## begin Material shown
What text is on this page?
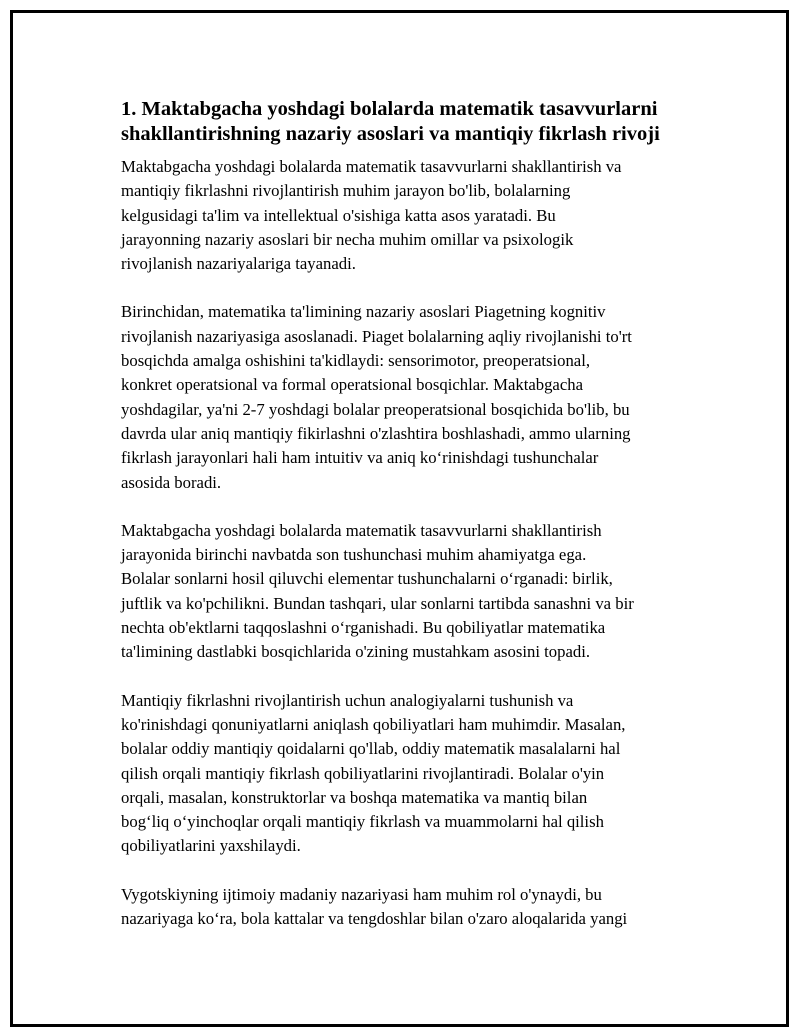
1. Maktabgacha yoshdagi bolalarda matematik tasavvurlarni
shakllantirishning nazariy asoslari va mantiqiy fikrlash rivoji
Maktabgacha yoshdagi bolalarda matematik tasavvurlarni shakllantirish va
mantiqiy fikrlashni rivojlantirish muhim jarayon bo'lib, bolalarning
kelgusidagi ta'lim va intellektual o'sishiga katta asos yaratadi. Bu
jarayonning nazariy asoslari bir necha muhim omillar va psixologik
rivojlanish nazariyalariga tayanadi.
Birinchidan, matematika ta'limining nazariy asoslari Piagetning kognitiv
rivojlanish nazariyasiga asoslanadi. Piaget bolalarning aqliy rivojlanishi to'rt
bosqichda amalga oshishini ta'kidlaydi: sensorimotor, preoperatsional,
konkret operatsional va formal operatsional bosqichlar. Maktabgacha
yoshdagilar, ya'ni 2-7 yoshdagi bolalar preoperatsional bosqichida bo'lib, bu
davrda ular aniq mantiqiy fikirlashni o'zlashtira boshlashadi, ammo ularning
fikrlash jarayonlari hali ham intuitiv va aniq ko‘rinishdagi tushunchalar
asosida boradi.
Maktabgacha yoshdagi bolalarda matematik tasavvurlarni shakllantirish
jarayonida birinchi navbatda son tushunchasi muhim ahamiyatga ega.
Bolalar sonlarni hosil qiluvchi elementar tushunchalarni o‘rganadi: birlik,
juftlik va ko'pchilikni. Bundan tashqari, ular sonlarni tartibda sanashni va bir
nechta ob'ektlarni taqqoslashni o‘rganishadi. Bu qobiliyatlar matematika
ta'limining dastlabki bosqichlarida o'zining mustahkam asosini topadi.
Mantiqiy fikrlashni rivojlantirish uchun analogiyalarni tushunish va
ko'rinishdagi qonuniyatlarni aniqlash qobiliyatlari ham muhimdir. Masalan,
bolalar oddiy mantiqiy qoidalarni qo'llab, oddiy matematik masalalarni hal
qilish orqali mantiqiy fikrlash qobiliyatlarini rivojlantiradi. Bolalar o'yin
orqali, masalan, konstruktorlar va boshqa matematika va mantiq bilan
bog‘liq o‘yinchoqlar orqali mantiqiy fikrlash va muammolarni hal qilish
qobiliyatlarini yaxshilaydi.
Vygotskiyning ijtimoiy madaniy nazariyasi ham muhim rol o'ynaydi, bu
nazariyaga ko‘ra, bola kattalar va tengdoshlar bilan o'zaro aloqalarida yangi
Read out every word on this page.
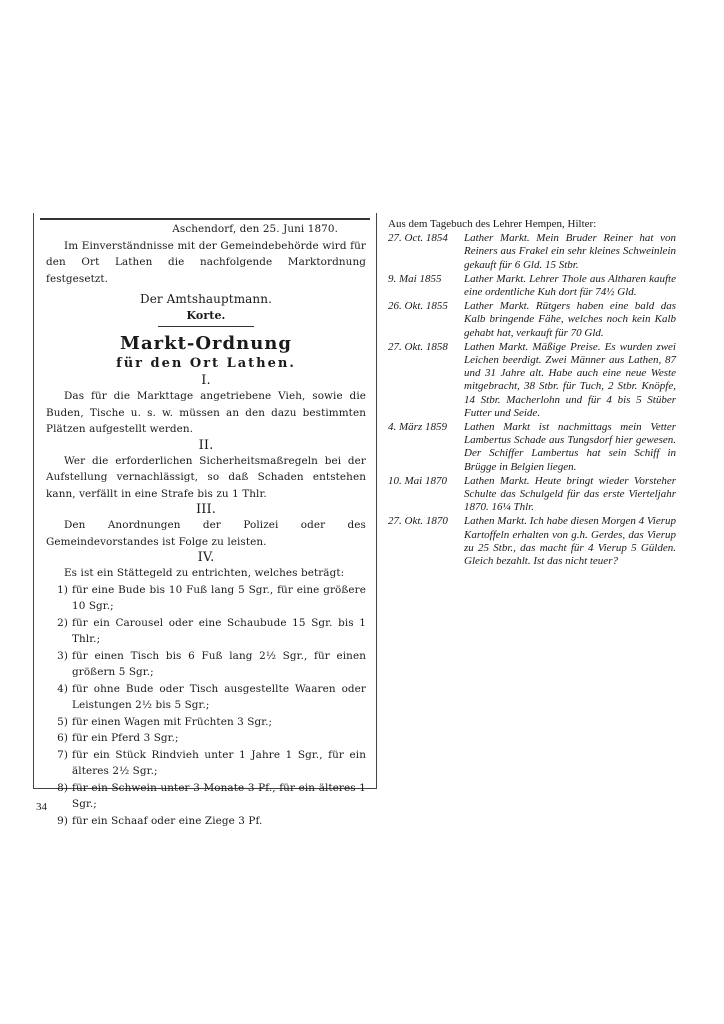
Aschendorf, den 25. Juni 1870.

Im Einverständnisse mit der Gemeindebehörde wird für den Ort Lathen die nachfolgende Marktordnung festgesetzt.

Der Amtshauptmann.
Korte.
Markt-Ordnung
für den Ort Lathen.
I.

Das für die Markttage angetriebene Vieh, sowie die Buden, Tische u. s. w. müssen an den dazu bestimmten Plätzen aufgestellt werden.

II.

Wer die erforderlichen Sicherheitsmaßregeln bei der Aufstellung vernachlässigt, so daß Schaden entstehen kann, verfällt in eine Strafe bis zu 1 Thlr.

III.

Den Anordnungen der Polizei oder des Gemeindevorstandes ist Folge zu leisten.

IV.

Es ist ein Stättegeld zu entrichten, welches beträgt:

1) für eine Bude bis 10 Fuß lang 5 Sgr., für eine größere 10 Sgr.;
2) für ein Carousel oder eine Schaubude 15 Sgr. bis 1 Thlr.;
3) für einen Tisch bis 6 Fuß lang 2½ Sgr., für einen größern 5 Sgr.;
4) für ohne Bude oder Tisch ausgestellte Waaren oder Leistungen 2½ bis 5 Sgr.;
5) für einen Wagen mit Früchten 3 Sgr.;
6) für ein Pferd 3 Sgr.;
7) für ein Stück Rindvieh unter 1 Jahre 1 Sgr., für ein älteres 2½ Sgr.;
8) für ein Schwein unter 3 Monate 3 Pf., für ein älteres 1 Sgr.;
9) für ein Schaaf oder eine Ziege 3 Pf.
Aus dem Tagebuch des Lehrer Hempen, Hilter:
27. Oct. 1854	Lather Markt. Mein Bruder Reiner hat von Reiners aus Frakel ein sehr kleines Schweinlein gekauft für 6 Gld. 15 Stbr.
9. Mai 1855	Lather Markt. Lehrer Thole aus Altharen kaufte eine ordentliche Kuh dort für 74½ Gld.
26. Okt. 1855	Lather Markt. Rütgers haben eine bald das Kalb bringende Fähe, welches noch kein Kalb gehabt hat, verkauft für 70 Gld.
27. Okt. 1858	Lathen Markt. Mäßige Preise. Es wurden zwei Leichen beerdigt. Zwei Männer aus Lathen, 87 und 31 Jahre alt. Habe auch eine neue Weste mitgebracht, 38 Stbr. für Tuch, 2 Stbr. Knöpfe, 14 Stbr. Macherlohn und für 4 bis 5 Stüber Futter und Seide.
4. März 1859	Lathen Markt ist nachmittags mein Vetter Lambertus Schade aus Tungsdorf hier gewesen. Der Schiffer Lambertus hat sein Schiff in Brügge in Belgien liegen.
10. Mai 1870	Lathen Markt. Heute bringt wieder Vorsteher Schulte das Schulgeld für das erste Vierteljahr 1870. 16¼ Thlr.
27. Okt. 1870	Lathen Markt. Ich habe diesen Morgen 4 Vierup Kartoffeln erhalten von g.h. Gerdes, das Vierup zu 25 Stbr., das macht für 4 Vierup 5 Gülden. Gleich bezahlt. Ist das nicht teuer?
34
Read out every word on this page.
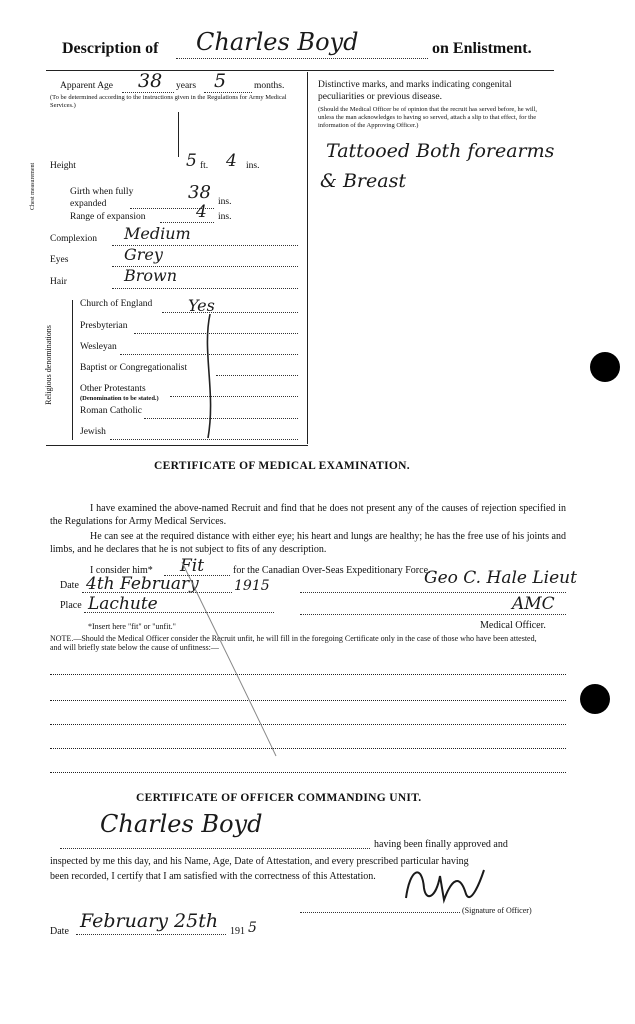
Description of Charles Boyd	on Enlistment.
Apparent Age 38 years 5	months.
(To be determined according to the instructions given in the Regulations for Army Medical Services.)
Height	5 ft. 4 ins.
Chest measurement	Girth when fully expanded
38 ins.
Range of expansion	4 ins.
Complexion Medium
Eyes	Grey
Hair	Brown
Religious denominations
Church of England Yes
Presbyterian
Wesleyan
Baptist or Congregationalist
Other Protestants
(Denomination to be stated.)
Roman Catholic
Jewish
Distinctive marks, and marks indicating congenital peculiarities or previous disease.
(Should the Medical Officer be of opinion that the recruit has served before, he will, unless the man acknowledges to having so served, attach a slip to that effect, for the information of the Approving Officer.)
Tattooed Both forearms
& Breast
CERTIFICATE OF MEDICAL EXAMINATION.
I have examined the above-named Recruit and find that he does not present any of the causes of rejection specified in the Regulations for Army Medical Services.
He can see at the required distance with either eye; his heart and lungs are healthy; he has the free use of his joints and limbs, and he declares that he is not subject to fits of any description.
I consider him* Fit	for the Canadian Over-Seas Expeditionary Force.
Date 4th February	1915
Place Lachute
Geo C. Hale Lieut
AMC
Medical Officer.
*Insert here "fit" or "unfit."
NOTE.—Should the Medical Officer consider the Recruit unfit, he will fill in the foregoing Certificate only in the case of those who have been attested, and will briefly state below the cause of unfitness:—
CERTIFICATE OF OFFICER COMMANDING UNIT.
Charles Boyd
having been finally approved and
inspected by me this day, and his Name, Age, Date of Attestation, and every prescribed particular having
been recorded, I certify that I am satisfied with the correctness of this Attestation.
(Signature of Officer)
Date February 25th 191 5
## end Material shown
Prompt
Go through the listing above and write it out again exactly, dropping the pictures.

Exercise result
What text is on this page?
1. Maktabgacha yoshdagi bolalarda matematik tasavvurlarni
shakllantirishning nazariy asoslari va mantiqiy fikrlash rivoji
Maktabgacha yoshdagi bolalarda matematik tasavvurlarni shakllantirish va
mantiqiy fikrlashni rivojlantirish muhim jarayon bo'lib, bolalarning
kelgusidagi ta'lim va intellektual o'sishiga katta asos yaratadi. Bu
jarayonning nazariy asoslari bir necha muhim omillar va psixologik
rivojlanish nazariyalariga tayanadi.
Birinchidan, matematika ta'limining nazariy asoslari Piagetning kognitiv
rivojlanish nazariyasiga asoslanadi. Piaget bolalarning aqliy rivojlanishi to'rt
bosqichda amalga oshishini ta'kidlaydi: sensorimotor, preoperatsional,
konkret operatsional va formal operatsional bosqichlar. Maktabgacha
yoshdagilar, ya'ni 2-7 yoshdagi bolalar preoperatsional bosqichida bo'lib, bu
davrda ular aniq mantiqiy fikirlashni o'zlashtira boshlashadi, ammo ularning
fikrlash jarayonlari hali ham intuitiv va aniq ko‘rinishdagi tushunchalar
asosida boradi.
Maktabgacha yoshdagi bolalarda matematik tasavvurlarni shakllantirish
jarayonida birinchi navbatda son tushunchasi muhim ahamiyatga ega.
Bolalar sonlarni hosil qiluvchi elementar tushunchalarni o‘rganadi: birlik,
juftlik va ko'pchilikni. Bundan tashqari, ular sonlarni tartibda sanashni va bir
nechta ob'ektlarni taqqoslashni o‘rganishadi. Bu qobiliyatlar matematika
ta'limining dastlabki bosqichlarida o'zining mustahkam asosini topadi.
Mantiqiy fikrlashni rivojlantirish uchun analogiyalarni tushunish va
ko'rinishdagi qonuniyatlarni aniqlash qobiliyatlari ham muhimdir. Masalan,
bolalar oddiy mantiqiy qoidalarni qo'llab, oddiy matematik masalalarni hal
qilish orqali mantiqiy fikrlash qobiliyatlarini rivojlantiradi. Bolalar o'yin
orqali, masalan, konstruktorlar va boshqa matematika va mantiq bilan
bog‘liq o‘yinchoqlar orqali mantiqiy fikrlash va muammolarni hal qilish
qobiliyatlarini yaxshilaydi.
Vygotskiyning ijtimoiy madaniy nazariyasi ham muhim rol o'ynaydi, bu
nazariyaga ko‘ra, bola kattalar va tengdoshlar bilan o'zaro aloqalarida yangi
Read out every word on this page.
Aschendorf, den 25. Juni 1870.

Im Einverständnisse mit der Gemeindebehörde wird für den Ort Lathen die nachfolgende Marktordnung festgesetzt.

Der Amtshauptmann.
Korte.
Markt-Ordnung
für den Ort Lathen.
I.

Das für die Markttage angetriebene Vieh, sowie die Buden, Tische u. s. w. müssen an den dazu bestimmten Plätzen aufgestellt werden.

II.

Wer die erforderlichen Sicherheitsmaßregeln bei der Aufstellung vernachlässigt, so daß Schaden entstehen kann, verfällt in eine Strafe bis zu 1 Thlr.

III.

Den Anordnungen der Polizei oder des Gemeindevorstandes ist Folge zu leisten.

IV.

Es ist ein Stättegeld zu entrichten, welches beträgt:

1) für eine Bude bis 10 Fuß lang 5 Sgr., für eine größere 10 Sgr.;
2) für ein Carousel oder eine Schaubude 15 Sgr. bis 1 Thlr.;
3) für einen Tisch bis 6 Fuß lang 2½ Sgr., für einen größern 5 Sgr.;
4) für ohne Bude oder Tisch ausgestellte Waaren oder Leistungen 2½ bis 5 Sgr.;
5) für einen Wagen mit Früchten 3 Sgr.;
6) für ein Pferd 3 Sgr.;
7) für ein Stück Rindvieh unter 1 Jahre 1 Sgr., für ein älteres 2½ Sgr.;
8) für ein Schwein unter 3 Monate 3 Pf., für ein älteres 1 Sgr.;
9) für ein Schaaf oder eine Ziege 3 Pf.
Aus dem Tagebuch des Lehrer Hempen, Hilter:
27. Oct. 1854	Lather Markt. Mein Bruder Reiner hat von Reiners aus Frakel ein sehr kleines Schweinlein gekauft für 6 Gld. 15 Stbr.
9. Mai 1855	Lather Markt. Lehrer Thole aus Altharen kaufte eine ordentliche Kuh dort für 74½ Gld.
26. Okt. 1855	Lather Markt. Rütgers haben eine bald das Kalb bringende Fähe, welches noch kein Kalb gehabt hat, verkauft für 70 Gld.
27. Okt. 1858	Lathen Markt. Mäßige Preise. Es wurden zwei Leichen beerdigt. Zwei Männer aus Lathen, 87 und 31 Jahre alt. Habe auch eine neue Weste mitgebracht, 38 Stbr. für Tuch, 2 Stbr. Knöpfe, 14 Stbr. Macherlohn und für 4 bis 5 Stüber Futter und Seide.
4. März 1859	Lathen Markt ist nachmittags mein Vetter Lambertus Schade aus Tungsdorf hier gewesen. Der Schiffer Lambertus hat sein Schiff in Brügge in Belgien liegen.
10. Mai 1870	Lathen Markt. Heute bringt wieder Vorsteher Schulte das Schulgeld für das erste Vierteljahr 1870. 16¼ Thlr.
27. Okt. 1870	Lathen Markt. Ich habe diesen Morgen 4 Vierup Kartoffeln erhalten von g.h. Gerdes, das Vierup zu 25 Stbr., das macht für 4 Vierup 5 Gülden. Gleich bezahlt. Ist das nicht teuer?
34
Read out every word on this page.
Description of Charles Boyd	on Enlistment.
Apparent Age 38 years 5	months.
(To be determined according to the instructions given in the Regulations for Army Medical Services.)
Height	5 ft. 4 ins.
Chest measurement	Girth when fully expanded
38 ins.
Range of expansion	4 ins.
Complexion Medium
Eyes	Grey
Hair	Brown
Religious denominations
Church of England Yes
Presbyterian
Wesleyan
Baptist or Congregationalist
Other Protestants
(Denomination to be stated.)
Roman Catholic
Jewish
Distinctive marks, and marks indicating congenital peculiarities or previous disease.
(Should the Medical Officer be of opinion that the recruit has served before, he will, unless the man acknowledges to having so served, attach a slip to that effect, for the information of the Approving Officer.)
Tattooed Both forearms
& Breast
CERTIFICATE OF MEDICAL EXAMINATION.
I have examined the above-named Recruit and find that he does not present any of the causes of rejection specified in the Regulations for Army Medical Services.
He can see at the required distance with either eye; his heart and lungs are healthy; he has the free use of his joints and limbs, and he declares that he is not subject to fits of any description.
I consider him* Fit	for the Canadian Over-Seas Expeditionary Force.
Date 4th February	1915
Place Lachute
Geo C. Hale Lieut
AMC
Medical Officer.
*Insert here "fit" or "unfit."
NOTE.—Should the Medical Officer consider the Recruit unfit, he will fill in the foregoing Certificate only in the case of those who have been attested, and will briefly state below the cause of unfitness:—
CERTIFICATE OF OFFICER COMMANDING UNIT.
Charles Boyd
having been finally approved and
inspected by me this day, and his Name, Age, Date of Attestation, and every prescribed particular having
been recorded, I certify that I am satisfied with the correctness of this Attestation.
(Signature of Officer)
Date February 25th 191 5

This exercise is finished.